**Problem details:** Quote the records in full and leave their pictures out.

[Rows from a figure dataset]

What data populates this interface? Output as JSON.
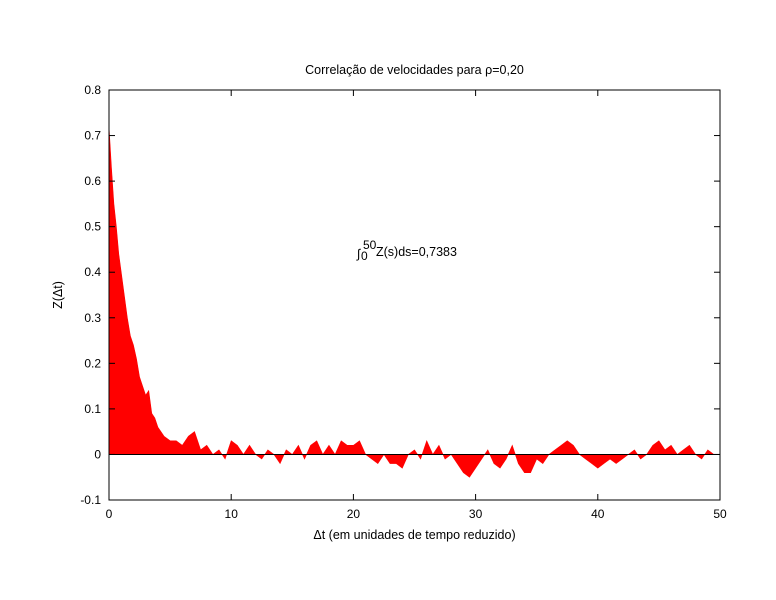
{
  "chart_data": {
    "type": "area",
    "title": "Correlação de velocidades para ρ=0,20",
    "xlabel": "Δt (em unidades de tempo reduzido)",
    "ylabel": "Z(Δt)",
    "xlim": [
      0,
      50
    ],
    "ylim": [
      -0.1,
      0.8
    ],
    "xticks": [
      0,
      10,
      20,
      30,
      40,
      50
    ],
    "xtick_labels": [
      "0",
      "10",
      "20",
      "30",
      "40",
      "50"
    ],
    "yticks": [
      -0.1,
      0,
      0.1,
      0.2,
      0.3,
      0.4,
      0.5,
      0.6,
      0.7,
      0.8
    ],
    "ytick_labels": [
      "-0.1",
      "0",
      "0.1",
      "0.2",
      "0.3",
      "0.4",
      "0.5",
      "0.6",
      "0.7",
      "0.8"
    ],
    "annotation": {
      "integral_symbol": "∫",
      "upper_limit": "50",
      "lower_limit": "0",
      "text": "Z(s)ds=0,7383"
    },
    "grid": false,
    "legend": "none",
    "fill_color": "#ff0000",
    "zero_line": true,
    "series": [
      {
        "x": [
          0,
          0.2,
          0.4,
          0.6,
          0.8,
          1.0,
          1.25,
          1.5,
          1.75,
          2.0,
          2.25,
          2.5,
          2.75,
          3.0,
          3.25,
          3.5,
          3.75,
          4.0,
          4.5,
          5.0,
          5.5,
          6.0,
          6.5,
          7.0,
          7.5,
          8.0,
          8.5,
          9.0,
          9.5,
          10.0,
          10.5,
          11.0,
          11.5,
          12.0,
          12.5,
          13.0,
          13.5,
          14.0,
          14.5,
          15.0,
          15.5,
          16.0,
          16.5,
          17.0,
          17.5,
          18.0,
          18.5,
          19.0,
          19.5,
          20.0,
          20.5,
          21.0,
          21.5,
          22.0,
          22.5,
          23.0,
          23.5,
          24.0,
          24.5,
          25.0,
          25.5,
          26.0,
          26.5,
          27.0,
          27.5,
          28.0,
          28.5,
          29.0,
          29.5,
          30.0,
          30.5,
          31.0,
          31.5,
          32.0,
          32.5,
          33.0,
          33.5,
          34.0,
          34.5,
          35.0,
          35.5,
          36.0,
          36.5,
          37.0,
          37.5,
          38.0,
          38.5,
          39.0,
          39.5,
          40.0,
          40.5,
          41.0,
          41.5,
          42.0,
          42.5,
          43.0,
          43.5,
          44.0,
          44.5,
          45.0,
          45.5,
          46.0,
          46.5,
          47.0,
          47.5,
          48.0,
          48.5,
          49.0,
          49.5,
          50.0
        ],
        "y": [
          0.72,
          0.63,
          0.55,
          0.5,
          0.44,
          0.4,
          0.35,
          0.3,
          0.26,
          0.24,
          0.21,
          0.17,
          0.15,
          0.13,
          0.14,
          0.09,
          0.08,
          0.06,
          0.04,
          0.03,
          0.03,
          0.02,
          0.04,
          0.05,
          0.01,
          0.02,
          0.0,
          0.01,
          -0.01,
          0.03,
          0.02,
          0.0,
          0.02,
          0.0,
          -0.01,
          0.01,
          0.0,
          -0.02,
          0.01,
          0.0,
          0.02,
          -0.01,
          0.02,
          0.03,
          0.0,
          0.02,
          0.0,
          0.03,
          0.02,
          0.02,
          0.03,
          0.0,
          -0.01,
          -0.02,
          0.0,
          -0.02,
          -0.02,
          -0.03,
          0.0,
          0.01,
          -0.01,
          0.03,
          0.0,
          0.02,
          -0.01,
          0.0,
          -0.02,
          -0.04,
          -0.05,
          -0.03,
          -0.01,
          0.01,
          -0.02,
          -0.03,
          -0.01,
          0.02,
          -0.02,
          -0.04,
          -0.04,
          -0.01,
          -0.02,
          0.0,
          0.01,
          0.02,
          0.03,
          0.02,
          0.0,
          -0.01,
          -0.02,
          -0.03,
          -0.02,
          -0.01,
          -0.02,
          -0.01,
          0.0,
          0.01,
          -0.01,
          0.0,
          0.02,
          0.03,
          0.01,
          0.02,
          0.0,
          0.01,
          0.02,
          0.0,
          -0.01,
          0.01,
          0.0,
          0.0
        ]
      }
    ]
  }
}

**Solution to the problem:**
What data populates this interface? Output as JSON.
{
  "chart_data": {
    "type": "area",
    "title": "Correlação de velocidades para ρ=0,20",
    "xlabel": "Δt (em unidades de tempo reduzido)",
    "ylabel": "Z(Δt)",
    "xlim": [
      0,
      50
    ],
    "ylim": [
      -0.1,
      0.8
    ],
    "xticks": [
      0,
      10,
      20,
      30,
      40,
      50
    ],
    "xtick_labels": [
      "0",
      "10",
      "20",
      "30",
      "40",
      "50"
    ],
    "yticks": [
      -0.1,
      0,
      0.1,
      0.2,
      0.3,
      0.4,
      0.5,
      0.6,
      0.7,
      0.8
    ],
    "ytick_labels": [
      "-0.1",
      "0",
      "0.1",
      "0.2",
      "0.3",
      "0.4",
      "0.5",
      "0.6",
      "0.7",
      "0.8"
    ],
    "annotation": {
      "integral_symbol": "∫",
      "upper_limit": "50",
      "lower_limit": "0",
      "text": "Z(s)ds=0,7383"
    },
    "grid": false,
    "legend": "none",
    "fill_color": "#ff0000",
    "zero_line": true,
    "series": [
      {
        "x": [
          0,
          0.2,
          0.4,
          0.6,
          0.8,
          1.0,
          1.25,
          1.5,
          1.75,
          2.0,
          2.25,
          2.5,
          2.75,
          3.0,
          3.25,
          3.5,
          3.75,
          4.0,
          4.5,
          5.0,
          5.5,
          6.0,
          6.5,
          7.0,
          7.5,
          8.0,
          8.5,
          9.0,
          9.5,
          10.0,
          10.5,
          11.0,
          11.5,
          12.0,
          12.5,
          13.0,
          13.5,
          14.0,
          14.5,
          15.0,
          15.5,
          16.0,
          16.5,
          17.0,
          17.5,
          18.0,
          18.5,
          19.0,
          19.5,
          20.0,
          20.5,
          21.0,
          21.5,
          22.0,
          22.5,
          23.0,
          23.5,
          24.0,
          24.5,
          25.0,
          25.5,
          26.0,
          26.5,
          27.0,
          27.5,
          28.0,
          28.5,
          29.0,
          29.5,
          30.0,
          30.5,
          31.0,
          31.5,
          32.0,
          32.5,
          33.0,
          33.5,
          34.0,
          34.5,
          35.0,
          35.5,
          36.0,
          36.5,
          37.0,
          37.5,
          38.0,
          38.5,
          39.0,
          39.5,
          40.0,
          40.5,
          41.0,
          41.5,
          42.0,
          42.5,
          43.0,
          43.5,
          44.0,
          44.5,
          45.0,
          45.5,
          46.0,
          46.5,
          47.0,
          47.5,
          48.0,
          48.5,
          49.0,
          49.5,
          50.0
        ],
        "y": [
          0.72,
          0.63,
          0.55,
          0.5,
          0.44,
          0.4,
          0.35,
          0.3,
          0.26,
          0.24,
          0.21,
          0.17,
          0.15,
          0.13,
          0.14,
          0.09,
          0.08,
          0.06,
          0.04,
          0.03,
          0.03,
          0.02,
          0.04,
          0.05,
          0.01,
          0.02,
          0.0,
          0.01,
          -0.01,
          0.03,
          0.02,
          0.0,
          0.02,
          0.0,
          -0.01,
          0.01,
          0.0,
          -0.02,
          0.01,
          0.0,
          0.02,
          -0.01,
          0.02,
          0.03,
          0.0,
          0.02,
          0.0,
          0.03,
          0.02,
          0.02,
          0.03,
          0.0,
          -0.01,
          -0.02,
          0.0,
          -0.02,
          -0.02,
          -0.03,
          0.0,
          0.01,
          -0.01,
          0.03,
          0.0,
          0.02,
          -0.01,
          0.0,
          -0.02,
          -0.04,
          -0.05,
          -0.03,
          -0.01,
          0.01,
          -0.02,
          -0.03,
          -0.01,
          0.02,
          -0.02,
          -0.04,
          -0.04,
          -0.01,
          -0.02,
          0.0,
          0.01,
          0.02,
          0.03,
          0.02,
          0.0,
          -0.01,
          -0.02,
          -0.03,
          -0.02,
          -0.01,
          -0.02,
          -0.01,
          0.0,
          0.01,
          -0.01,
          0.0,
          0.02,
          0.03,
          0.01,
          0.02,
          0.0,
          0.01,
          0.02,
          0.0,
          -0.01,
          0.01,
          0.0,
          0.0
        ]
      }
    ]
  }
}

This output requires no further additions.